(Beginning of Information provided)

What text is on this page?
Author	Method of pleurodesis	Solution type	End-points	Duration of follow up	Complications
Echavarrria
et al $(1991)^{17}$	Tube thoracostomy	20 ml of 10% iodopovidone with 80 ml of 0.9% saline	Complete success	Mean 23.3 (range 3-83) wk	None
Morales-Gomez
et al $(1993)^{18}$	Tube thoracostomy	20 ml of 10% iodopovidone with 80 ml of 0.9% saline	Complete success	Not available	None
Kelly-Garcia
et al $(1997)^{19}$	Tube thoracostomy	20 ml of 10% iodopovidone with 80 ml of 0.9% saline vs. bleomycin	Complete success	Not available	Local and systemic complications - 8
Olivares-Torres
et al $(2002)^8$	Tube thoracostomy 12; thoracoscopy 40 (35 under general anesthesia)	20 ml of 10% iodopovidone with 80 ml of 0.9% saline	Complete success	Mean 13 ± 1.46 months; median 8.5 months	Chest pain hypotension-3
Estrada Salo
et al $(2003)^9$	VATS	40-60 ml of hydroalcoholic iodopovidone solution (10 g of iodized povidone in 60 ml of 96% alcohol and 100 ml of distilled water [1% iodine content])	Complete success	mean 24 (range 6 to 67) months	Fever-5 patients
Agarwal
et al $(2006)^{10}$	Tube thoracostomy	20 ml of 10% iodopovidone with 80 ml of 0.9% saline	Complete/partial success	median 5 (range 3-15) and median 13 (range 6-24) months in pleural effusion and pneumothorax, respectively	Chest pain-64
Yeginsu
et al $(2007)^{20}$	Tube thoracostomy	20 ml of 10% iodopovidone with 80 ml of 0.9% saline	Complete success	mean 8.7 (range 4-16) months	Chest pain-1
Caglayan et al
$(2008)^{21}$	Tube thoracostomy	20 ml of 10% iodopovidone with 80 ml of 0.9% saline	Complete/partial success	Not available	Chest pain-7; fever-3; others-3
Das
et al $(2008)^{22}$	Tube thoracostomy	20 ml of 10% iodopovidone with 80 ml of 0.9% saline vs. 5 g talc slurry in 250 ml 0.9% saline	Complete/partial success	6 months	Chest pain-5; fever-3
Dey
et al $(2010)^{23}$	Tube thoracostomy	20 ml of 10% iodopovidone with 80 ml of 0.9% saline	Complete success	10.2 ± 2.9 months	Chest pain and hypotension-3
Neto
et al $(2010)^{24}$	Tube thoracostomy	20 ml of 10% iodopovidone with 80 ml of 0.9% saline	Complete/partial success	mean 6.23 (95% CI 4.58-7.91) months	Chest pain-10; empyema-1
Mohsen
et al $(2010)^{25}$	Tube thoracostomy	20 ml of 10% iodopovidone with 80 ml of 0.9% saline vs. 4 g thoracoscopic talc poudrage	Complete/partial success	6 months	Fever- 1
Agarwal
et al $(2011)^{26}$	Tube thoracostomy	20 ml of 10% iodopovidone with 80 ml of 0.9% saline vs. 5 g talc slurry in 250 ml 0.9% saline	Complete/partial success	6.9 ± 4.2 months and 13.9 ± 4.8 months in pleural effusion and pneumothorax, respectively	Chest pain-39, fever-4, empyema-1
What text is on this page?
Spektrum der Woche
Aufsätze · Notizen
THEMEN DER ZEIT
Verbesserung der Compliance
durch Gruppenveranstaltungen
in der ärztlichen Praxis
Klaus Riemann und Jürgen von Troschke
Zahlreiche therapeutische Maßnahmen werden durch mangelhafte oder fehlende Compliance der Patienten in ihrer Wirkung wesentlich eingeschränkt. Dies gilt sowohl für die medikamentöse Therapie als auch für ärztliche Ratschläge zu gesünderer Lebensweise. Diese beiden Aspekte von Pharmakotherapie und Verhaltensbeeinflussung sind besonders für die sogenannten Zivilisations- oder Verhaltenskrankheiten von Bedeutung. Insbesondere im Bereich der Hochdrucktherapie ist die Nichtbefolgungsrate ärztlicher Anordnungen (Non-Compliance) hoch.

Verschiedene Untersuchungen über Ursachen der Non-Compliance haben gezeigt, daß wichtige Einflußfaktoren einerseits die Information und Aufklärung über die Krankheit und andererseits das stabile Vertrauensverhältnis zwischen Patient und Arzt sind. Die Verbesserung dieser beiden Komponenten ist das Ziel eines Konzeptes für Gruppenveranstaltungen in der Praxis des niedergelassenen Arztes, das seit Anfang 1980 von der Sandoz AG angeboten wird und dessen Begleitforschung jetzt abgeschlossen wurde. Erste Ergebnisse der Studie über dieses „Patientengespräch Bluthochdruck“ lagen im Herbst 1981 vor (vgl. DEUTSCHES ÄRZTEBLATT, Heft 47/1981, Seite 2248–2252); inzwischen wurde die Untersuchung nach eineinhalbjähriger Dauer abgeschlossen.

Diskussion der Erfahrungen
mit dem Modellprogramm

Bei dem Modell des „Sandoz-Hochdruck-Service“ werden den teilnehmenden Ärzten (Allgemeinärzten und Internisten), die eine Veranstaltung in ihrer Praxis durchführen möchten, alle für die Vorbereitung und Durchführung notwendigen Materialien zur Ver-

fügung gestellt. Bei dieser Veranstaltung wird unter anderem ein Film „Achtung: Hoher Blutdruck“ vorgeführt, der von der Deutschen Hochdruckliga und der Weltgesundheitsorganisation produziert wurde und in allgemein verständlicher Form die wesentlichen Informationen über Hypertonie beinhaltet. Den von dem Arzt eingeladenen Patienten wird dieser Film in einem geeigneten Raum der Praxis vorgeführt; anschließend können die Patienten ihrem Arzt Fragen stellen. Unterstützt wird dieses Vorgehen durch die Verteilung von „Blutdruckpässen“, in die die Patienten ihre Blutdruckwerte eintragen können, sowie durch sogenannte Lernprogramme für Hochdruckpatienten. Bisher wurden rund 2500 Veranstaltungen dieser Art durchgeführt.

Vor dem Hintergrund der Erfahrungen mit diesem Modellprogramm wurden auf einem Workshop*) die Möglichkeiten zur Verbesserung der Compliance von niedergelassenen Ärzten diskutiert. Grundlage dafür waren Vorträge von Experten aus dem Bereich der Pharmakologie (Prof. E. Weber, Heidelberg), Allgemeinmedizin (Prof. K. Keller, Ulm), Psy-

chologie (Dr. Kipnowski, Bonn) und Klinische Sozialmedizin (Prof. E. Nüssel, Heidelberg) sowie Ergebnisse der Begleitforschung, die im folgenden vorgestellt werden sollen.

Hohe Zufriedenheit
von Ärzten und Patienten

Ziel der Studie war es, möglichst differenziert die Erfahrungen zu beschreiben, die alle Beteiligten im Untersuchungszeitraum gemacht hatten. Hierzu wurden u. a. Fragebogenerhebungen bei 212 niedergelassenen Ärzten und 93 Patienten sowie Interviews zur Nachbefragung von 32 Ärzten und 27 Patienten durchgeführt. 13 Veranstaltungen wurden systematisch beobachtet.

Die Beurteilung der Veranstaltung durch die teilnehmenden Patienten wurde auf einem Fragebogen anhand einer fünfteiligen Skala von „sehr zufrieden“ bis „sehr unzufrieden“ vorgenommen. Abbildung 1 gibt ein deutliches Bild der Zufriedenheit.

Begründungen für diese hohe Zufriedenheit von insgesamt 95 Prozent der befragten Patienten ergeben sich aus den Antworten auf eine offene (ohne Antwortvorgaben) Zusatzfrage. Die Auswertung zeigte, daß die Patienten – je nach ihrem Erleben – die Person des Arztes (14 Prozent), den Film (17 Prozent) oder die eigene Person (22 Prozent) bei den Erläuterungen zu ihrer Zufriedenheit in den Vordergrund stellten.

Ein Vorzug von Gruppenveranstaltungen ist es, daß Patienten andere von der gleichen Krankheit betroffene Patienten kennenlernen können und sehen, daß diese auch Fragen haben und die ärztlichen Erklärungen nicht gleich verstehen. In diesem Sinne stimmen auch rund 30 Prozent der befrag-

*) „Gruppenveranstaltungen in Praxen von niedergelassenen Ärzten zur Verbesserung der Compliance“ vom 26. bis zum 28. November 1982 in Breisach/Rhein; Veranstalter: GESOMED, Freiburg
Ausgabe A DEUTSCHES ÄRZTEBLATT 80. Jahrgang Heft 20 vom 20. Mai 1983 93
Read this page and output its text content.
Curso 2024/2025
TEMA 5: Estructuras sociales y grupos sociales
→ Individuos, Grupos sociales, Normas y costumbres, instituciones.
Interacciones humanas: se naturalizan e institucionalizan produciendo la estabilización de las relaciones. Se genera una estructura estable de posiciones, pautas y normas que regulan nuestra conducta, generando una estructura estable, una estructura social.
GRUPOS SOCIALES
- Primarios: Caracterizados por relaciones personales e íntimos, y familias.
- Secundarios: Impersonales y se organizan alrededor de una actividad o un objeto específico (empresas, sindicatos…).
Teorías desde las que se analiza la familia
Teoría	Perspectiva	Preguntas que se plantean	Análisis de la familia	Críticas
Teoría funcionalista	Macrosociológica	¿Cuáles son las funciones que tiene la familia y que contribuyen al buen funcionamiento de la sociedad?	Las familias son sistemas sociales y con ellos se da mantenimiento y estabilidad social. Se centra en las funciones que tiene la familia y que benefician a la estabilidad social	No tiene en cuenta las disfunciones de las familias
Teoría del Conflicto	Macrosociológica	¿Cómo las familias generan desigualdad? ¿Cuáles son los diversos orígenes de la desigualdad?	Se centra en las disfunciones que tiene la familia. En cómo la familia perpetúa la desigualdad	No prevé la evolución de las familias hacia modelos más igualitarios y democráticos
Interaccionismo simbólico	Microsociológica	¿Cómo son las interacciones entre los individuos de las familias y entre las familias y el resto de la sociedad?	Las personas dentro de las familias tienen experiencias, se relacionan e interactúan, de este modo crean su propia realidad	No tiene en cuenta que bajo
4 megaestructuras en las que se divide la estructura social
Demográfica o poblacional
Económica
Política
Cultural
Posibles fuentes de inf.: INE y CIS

(End of Information provided)

**Problem requirements**
Wherever "slurry" occurs in the records above, copy the line it sits in.

**Result for this exercise**
et al $(2008)^{22}$	Tube thoracostomy	20 ml of 10% iodopovidone with 80 ml of 0.9% saline vs. 5 g talc slurry in 250 ml 0.9% saline	Complete/partial success	6 months	Chest pain-5; fever-3
et al $(2011)^{26}$	Tube thoracostomy	20 ml of 10% iodopovidone with 80 ml of 0.9% saline vs. 5 g talc slurry in 250 ml 0.9% saline	Complete/partial success	6.9 ± 4.2 months and 13.9 ± 4.8 months in pleural effusion and pneumothorax, respectively	Chest pain-39, fever-4, empyema-1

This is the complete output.